■ **STATED GOAL**
Pull out every line below that holds the word "Height".

+-------+

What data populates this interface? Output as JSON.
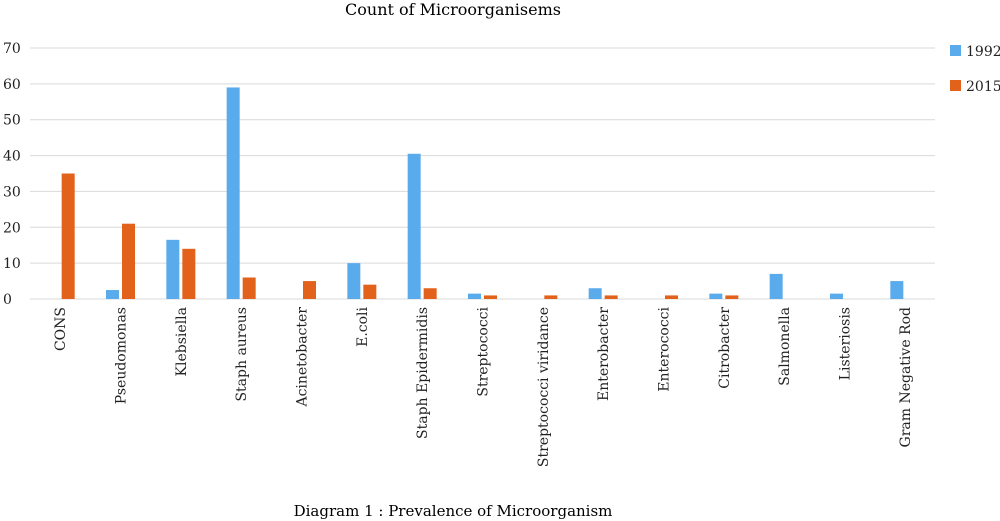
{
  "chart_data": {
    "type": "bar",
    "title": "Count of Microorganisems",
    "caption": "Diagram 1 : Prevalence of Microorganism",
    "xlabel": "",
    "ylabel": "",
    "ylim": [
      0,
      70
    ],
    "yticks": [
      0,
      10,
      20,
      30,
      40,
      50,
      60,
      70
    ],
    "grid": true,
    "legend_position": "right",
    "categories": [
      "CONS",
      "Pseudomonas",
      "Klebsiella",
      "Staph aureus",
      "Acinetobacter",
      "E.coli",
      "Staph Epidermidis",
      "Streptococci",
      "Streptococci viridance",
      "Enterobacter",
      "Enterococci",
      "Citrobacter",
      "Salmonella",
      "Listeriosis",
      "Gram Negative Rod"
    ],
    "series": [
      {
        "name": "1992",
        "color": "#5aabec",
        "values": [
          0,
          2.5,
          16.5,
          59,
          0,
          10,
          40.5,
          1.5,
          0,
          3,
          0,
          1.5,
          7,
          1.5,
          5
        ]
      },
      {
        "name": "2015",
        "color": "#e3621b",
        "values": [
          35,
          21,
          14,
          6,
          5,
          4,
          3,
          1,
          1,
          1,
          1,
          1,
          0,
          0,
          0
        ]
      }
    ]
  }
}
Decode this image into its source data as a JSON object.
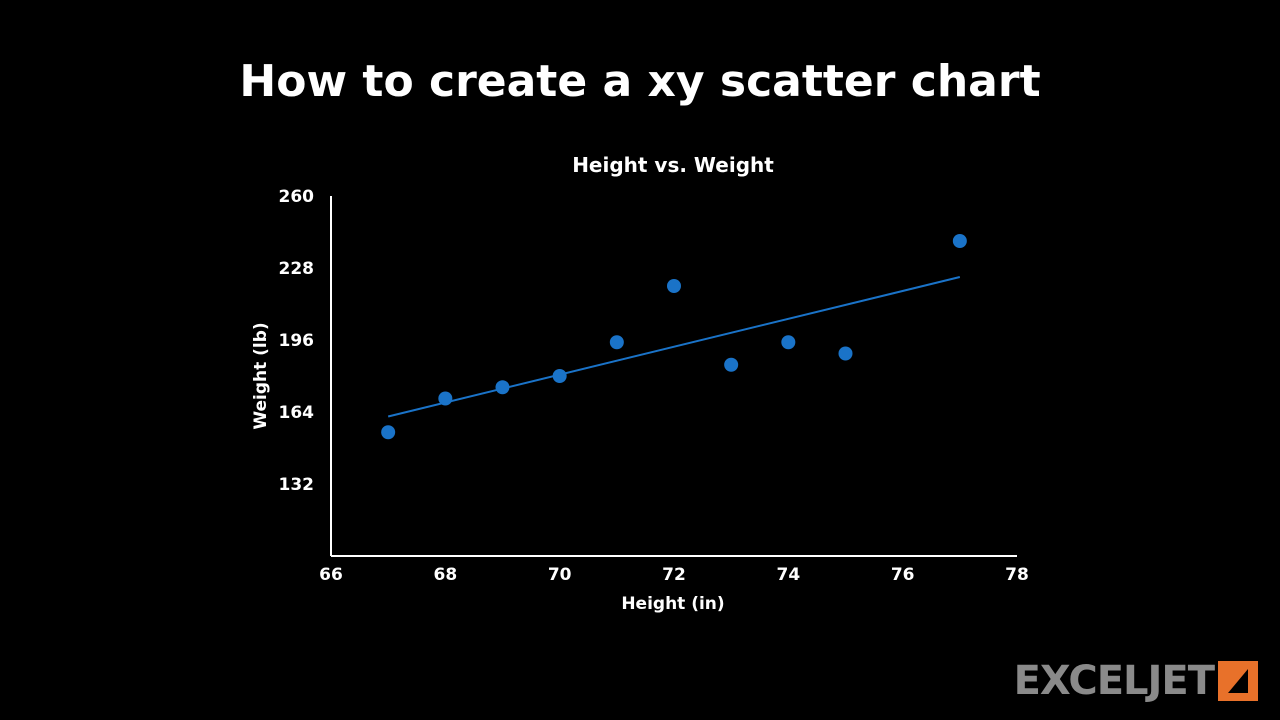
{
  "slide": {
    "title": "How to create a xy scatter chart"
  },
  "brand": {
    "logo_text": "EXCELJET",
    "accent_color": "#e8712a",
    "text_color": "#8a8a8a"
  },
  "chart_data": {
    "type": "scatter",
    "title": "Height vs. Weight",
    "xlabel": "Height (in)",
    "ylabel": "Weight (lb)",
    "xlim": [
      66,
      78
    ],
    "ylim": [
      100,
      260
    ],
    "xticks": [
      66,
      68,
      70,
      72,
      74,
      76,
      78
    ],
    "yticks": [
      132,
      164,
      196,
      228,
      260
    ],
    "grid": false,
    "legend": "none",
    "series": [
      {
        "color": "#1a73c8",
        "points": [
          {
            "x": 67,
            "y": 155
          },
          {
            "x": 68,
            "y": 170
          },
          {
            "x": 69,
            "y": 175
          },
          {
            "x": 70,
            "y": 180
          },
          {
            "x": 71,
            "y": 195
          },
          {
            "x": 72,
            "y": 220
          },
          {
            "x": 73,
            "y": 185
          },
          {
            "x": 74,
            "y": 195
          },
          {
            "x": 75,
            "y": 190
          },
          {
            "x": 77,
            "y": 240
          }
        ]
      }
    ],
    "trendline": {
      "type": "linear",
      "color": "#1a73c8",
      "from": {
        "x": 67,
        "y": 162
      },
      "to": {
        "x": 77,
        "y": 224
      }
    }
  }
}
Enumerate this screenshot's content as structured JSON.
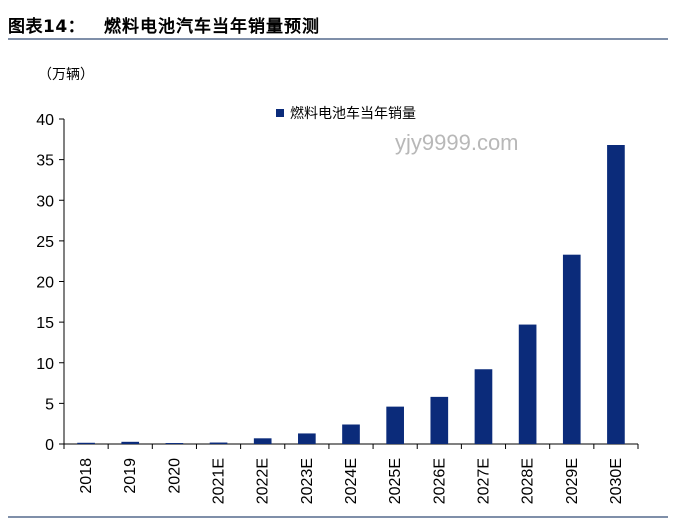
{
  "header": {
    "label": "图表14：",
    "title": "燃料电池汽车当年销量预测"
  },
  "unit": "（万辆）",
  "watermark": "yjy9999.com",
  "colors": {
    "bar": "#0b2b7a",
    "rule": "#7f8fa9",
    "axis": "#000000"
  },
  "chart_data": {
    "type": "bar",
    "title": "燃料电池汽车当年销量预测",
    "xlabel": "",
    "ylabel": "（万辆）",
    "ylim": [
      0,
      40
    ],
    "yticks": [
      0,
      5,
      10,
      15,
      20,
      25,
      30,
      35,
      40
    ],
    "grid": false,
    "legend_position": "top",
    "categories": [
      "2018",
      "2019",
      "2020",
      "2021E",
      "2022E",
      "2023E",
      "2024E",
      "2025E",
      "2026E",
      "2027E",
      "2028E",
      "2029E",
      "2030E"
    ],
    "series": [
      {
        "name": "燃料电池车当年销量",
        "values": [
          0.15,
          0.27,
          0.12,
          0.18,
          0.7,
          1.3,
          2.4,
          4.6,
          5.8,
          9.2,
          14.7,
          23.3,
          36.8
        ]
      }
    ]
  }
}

+-------+

■ **FULL RESPONSE**
    "title": "Height vs. Weight",
    "xlabel": "Height (in)",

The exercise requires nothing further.